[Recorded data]
☆ ☆ ☆

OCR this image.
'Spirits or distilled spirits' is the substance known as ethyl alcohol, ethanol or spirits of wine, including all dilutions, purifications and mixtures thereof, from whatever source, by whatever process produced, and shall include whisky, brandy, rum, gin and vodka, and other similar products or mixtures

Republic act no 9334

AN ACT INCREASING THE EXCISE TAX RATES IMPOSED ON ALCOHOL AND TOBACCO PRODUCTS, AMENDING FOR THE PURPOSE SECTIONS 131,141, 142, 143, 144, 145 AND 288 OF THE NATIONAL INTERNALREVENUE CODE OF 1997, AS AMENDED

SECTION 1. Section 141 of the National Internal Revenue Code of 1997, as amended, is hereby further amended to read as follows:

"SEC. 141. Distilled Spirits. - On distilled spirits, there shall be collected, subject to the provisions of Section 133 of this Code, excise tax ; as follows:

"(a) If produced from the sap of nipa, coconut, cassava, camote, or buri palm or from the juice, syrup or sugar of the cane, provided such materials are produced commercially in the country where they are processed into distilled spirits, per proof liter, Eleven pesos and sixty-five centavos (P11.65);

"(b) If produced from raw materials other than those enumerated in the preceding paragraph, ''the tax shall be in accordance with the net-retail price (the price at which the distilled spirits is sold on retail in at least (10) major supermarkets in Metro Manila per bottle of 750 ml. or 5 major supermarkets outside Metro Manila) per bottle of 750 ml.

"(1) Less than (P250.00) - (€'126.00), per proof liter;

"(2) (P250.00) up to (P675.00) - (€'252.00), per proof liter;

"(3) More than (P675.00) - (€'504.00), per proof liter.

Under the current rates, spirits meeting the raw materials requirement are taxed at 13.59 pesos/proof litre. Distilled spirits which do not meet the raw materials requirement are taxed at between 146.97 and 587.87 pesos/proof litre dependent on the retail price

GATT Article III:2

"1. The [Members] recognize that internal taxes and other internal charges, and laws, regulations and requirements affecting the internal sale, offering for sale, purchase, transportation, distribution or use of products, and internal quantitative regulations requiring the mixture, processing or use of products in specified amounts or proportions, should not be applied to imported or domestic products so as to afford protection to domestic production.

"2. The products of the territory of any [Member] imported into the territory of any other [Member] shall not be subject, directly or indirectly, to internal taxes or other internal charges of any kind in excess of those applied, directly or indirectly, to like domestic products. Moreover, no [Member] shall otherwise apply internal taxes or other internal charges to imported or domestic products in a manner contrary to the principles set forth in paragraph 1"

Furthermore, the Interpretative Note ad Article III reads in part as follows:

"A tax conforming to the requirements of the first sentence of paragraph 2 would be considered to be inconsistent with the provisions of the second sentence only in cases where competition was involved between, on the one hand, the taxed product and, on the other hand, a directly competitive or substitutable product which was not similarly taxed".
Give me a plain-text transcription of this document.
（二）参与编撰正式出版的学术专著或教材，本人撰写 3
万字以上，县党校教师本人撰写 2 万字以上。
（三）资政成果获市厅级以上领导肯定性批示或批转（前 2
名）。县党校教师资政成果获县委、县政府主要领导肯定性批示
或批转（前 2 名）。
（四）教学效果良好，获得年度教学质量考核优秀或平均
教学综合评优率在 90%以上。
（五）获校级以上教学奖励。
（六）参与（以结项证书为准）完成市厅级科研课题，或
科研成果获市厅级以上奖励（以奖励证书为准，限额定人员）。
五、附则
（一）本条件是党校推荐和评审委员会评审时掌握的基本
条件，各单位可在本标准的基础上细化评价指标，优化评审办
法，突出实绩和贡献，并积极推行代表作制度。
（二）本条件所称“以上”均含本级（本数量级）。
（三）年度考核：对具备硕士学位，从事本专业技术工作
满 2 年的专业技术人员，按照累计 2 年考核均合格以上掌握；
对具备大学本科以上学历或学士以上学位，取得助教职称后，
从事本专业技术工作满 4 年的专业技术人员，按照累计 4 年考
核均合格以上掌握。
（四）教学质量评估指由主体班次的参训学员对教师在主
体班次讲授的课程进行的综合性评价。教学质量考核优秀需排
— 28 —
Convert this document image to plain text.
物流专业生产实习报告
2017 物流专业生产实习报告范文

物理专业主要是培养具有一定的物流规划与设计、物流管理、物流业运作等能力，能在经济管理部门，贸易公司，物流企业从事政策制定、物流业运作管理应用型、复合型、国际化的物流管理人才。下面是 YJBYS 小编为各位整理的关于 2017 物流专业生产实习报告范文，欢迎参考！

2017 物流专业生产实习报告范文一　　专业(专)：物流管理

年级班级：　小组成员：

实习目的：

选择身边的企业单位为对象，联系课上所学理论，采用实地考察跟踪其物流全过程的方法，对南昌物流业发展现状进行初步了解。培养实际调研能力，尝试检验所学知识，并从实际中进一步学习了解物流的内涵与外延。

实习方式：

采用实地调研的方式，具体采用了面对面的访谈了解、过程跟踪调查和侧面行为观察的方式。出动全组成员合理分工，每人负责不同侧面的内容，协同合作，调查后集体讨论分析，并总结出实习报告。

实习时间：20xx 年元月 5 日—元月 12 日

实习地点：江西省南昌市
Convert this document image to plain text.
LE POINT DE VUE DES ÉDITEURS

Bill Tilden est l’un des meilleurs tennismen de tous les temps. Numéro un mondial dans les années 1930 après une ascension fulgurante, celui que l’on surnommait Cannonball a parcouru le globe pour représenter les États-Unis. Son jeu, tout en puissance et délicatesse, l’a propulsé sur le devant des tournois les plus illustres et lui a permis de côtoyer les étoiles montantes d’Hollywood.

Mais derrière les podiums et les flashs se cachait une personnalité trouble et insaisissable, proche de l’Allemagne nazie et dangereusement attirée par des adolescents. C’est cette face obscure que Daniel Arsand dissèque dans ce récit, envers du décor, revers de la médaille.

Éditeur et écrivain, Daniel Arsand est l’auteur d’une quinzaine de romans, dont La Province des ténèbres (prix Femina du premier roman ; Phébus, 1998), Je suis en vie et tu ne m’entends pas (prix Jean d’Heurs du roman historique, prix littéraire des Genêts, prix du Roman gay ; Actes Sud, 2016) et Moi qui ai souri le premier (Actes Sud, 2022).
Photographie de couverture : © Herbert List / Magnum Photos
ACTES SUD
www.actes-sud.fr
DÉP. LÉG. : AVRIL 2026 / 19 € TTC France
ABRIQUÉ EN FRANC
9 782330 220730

☆ ☆ ☆

→ **SHORT PROBLEM**:
State how many lines of the data include the word "which", with nothing else.

→ **CORRECT OUTPUT**:
3